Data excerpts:
•••••
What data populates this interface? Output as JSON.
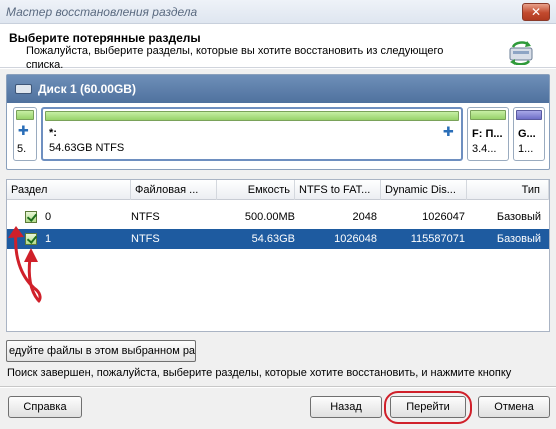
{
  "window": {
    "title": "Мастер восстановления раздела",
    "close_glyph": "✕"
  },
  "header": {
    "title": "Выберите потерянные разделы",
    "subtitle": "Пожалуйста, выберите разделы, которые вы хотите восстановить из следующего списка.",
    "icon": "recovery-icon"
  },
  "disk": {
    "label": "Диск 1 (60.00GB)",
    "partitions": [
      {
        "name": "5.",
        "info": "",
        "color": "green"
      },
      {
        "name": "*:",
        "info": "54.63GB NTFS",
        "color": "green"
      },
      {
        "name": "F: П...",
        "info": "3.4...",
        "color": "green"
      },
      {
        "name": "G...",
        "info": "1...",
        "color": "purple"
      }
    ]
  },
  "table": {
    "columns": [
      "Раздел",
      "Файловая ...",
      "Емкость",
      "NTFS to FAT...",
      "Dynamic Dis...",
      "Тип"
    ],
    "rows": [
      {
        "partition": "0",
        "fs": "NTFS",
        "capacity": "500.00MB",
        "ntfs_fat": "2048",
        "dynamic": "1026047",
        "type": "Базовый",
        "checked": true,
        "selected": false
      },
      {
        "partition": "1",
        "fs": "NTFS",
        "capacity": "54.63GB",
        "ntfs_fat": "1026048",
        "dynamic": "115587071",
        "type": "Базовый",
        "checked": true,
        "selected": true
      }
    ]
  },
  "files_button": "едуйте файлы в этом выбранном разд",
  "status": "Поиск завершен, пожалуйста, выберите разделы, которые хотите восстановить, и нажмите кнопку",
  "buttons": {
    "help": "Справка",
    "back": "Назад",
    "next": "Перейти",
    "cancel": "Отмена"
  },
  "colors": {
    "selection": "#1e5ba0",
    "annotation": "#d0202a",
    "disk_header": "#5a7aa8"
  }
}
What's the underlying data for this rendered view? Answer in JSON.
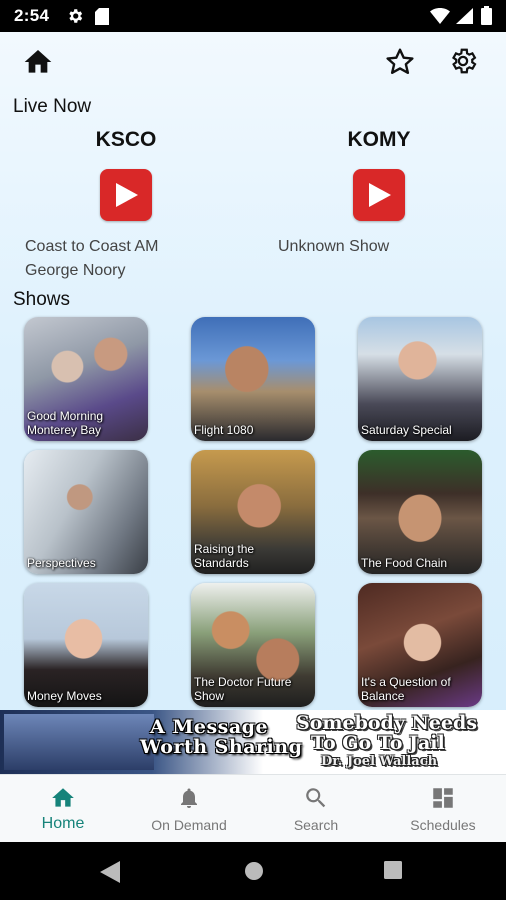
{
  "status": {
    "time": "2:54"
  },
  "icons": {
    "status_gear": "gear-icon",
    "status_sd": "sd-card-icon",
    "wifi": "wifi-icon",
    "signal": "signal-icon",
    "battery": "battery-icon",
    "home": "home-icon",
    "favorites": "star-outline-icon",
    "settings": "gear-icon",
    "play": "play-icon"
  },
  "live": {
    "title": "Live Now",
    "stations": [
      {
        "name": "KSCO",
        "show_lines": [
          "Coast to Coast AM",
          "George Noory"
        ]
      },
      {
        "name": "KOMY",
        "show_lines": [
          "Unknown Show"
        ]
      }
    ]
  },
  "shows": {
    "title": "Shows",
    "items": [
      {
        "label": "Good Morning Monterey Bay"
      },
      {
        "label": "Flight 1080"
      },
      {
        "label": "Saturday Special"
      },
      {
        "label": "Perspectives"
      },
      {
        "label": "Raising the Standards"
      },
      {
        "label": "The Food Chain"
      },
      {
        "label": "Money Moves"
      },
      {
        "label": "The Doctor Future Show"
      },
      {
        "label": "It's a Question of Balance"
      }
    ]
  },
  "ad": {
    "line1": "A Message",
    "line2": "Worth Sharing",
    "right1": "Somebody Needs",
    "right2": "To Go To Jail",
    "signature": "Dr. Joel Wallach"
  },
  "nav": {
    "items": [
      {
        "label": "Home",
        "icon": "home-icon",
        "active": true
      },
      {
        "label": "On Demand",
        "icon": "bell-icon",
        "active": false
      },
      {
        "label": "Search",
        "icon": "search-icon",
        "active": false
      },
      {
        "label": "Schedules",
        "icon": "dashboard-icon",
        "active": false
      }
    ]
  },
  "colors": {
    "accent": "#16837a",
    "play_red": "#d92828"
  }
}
•••••
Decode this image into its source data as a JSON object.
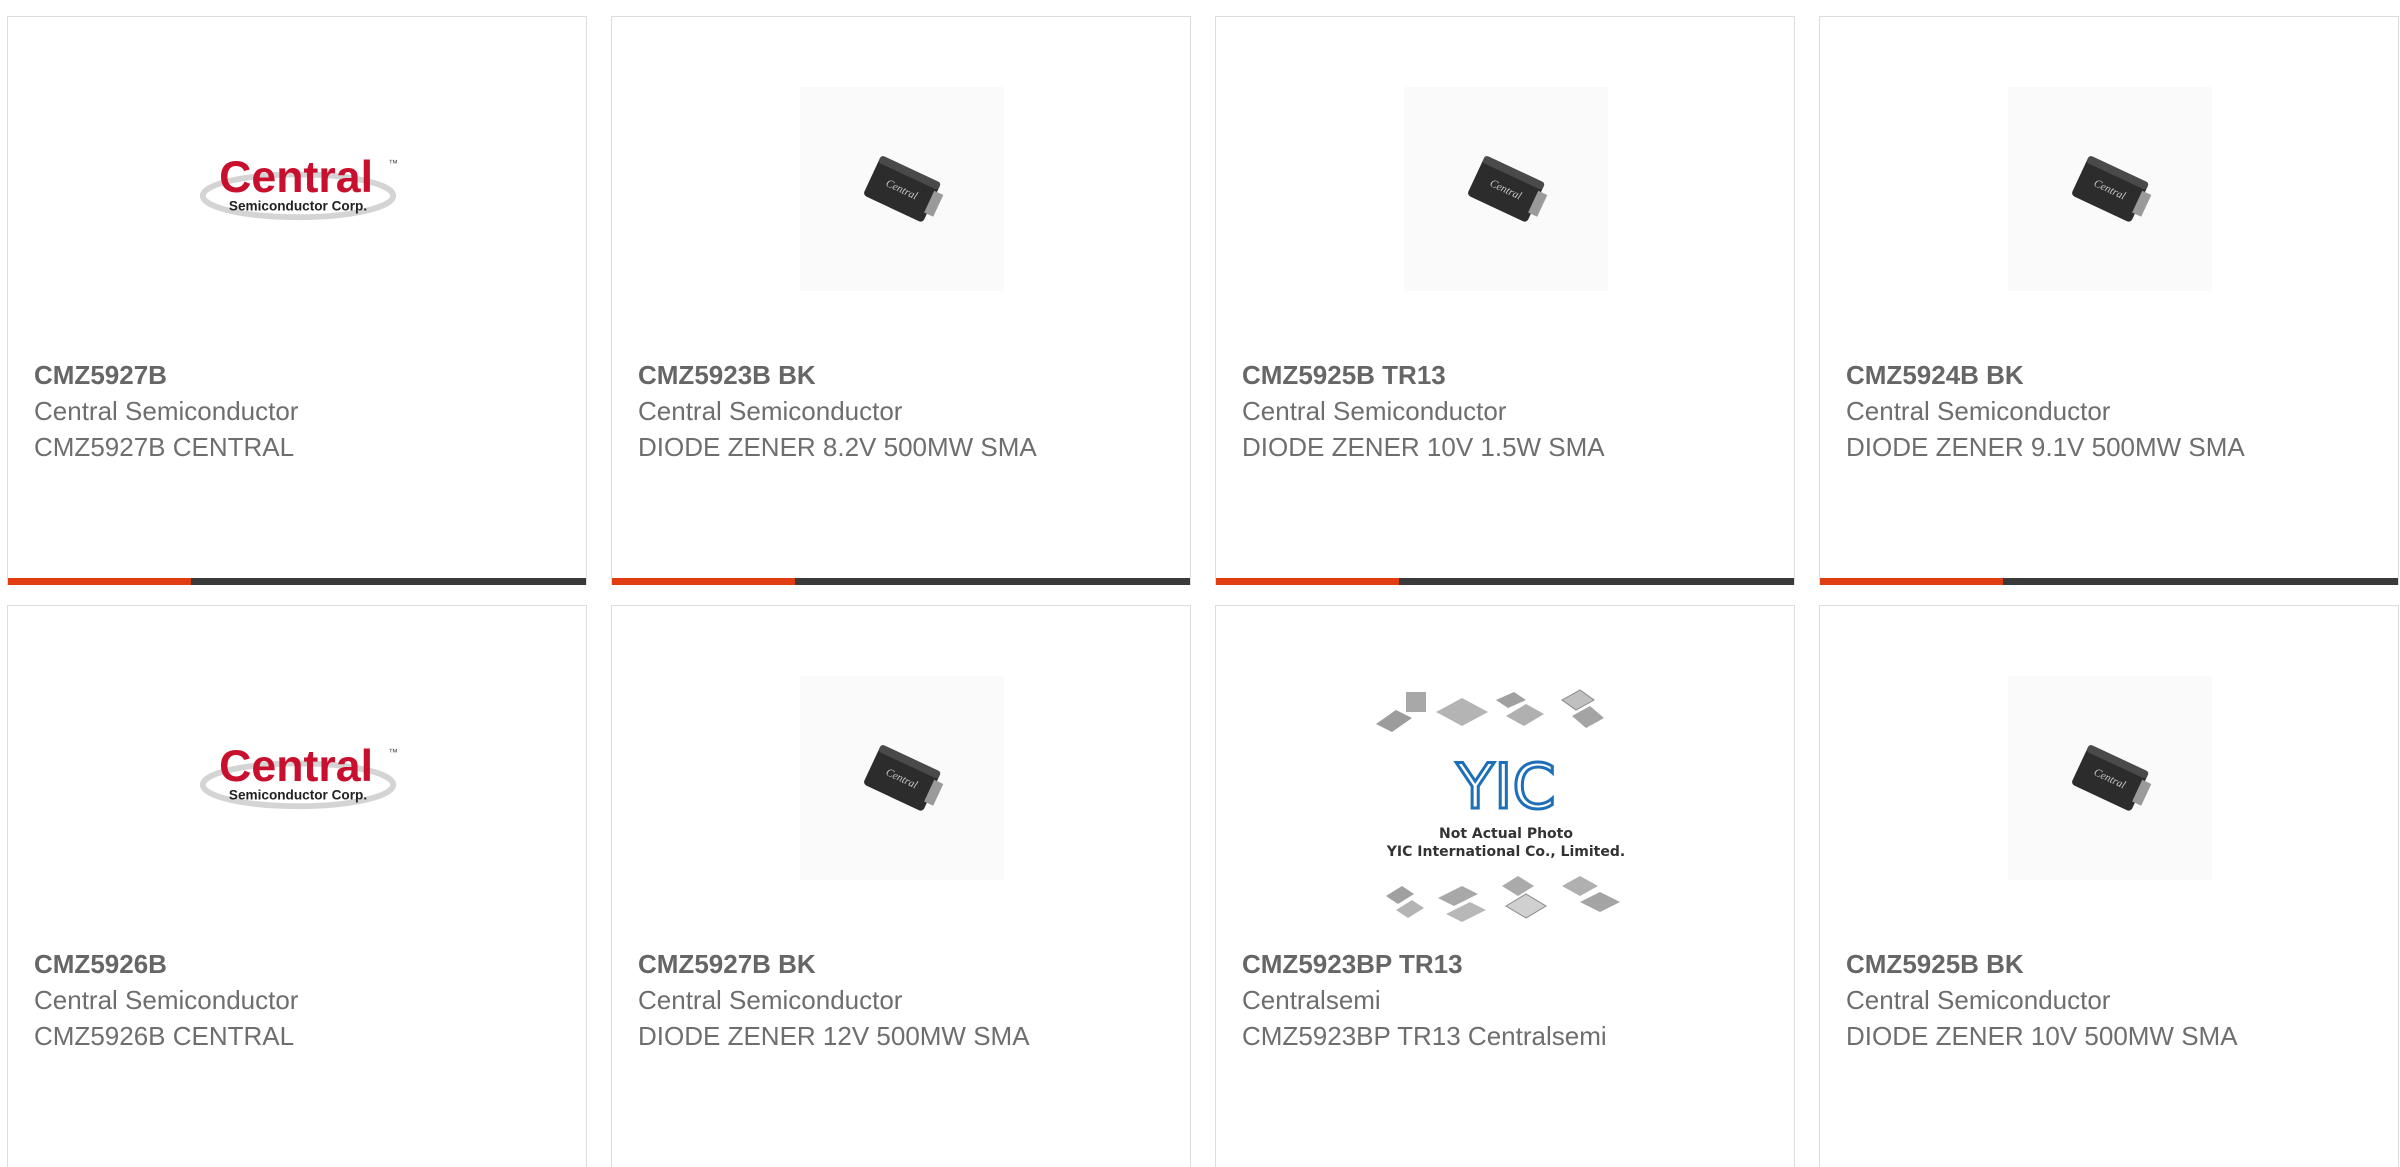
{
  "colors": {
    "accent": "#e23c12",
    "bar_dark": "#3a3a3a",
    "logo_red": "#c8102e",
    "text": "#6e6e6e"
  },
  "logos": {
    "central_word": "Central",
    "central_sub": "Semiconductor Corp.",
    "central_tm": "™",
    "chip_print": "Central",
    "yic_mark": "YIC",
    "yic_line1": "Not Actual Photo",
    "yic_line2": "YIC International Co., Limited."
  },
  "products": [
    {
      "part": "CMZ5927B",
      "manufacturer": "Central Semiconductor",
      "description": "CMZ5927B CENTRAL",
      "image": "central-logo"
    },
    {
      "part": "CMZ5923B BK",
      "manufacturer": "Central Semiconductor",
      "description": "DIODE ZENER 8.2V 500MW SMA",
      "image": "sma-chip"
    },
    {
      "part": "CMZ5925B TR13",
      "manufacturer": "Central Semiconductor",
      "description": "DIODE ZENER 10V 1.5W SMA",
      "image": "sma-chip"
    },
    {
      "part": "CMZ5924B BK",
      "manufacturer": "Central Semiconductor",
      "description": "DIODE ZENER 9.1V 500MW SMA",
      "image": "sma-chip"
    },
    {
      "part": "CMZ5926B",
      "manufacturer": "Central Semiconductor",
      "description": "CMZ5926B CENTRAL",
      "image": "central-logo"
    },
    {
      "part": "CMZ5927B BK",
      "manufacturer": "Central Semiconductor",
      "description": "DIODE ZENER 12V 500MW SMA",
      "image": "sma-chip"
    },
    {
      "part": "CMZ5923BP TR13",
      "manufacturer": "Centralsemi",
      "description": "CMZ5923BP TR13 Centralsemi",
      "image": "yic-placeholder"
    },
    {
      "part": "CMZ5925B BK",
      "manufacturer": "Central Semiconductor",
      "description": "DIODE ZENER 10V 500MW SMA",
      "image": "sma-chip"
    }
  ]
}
•••••
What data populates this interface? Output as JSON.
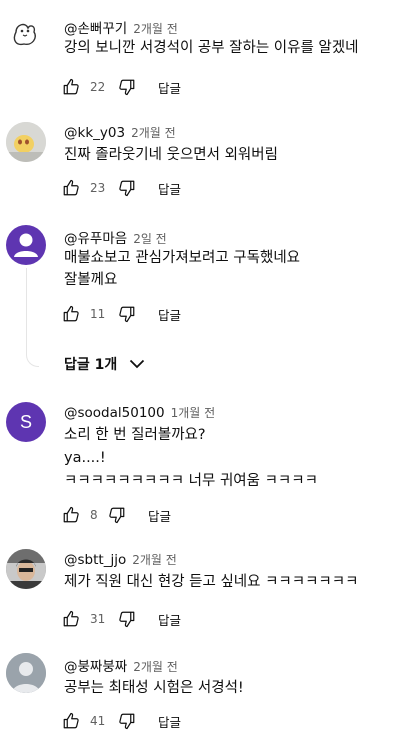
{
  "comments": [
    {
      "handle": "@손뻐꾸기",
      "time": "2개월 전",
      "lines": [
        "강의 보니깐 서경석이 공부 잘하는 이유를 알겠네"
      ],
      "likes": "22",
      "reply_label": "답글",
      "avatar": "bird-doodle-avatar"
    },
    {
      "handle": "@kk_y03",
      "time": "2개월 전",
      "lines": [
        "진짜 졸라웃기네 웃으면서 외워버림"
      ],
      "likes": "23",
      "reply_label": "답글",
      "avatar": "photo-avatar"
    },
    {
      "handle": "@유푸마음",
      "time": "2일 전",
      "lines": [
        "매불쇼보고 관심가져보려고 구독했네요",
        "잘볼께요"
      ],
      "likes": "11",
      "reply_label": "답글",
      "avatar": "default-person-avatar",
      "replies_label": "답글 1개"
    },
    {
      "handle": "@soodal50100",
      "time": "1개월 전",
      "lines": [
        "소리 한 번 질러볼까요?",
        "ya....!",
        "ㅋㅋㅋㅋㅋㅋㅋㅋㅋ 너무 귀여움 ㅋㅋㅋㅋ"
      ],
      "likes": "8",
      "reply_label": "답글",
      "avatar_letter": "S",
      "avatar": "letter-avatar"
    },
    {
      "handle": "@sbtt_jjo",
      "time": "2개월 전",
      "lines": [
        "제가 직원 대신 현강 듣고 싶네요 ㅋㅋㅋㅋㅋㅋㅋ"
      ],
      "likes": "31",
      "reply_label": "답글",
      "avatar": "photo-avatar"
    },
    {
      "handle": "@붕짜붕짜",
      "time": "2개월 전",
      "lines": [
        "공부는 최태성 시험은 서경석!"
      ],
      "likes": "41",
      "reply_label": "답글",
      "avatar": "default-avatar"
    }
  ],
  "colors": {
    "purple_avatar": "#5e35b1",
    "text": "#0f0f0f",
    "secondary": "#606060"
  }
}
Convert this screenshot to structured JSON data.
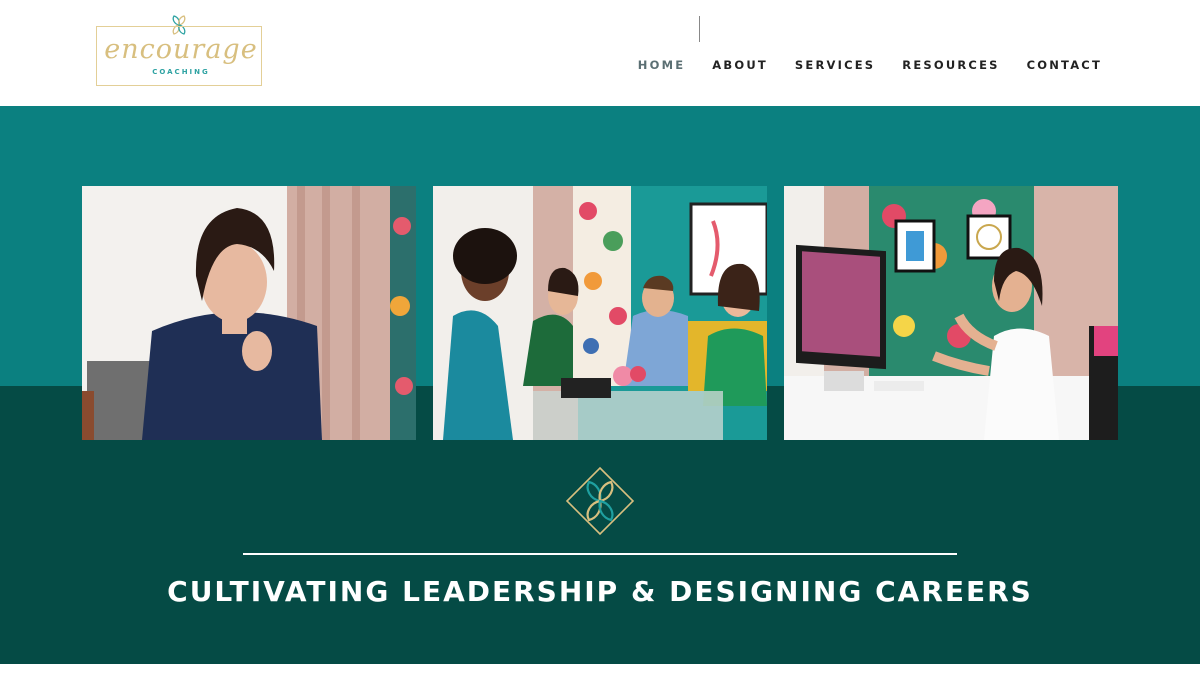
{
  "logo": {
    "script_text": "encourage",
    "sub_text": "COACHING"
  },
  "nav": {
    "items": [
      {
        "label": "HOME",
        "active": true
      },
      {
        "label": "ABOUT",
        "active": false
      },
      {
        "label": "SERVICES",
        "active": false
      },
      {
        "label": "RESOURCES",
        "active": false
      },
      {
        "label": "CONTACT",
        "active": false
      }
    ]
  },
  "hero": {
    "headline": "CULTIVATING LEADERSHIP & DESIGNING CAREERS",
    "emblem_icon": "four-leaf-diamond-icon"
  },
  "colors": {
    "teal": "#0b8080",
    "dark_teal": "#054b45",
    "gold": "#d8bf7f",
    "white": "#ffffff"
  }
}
•••••
(Problem description):
From the entries, copy out each line containing the word "this".

(Problem solution):
What data populates this interface? Output as JSON.
What's the underlying data for this rendered view? Answer in JSON.
Decode this image into its source data as a JSON object.
What data populates this interface? Output as JSON.
Convert this screenshot to structured JSON data.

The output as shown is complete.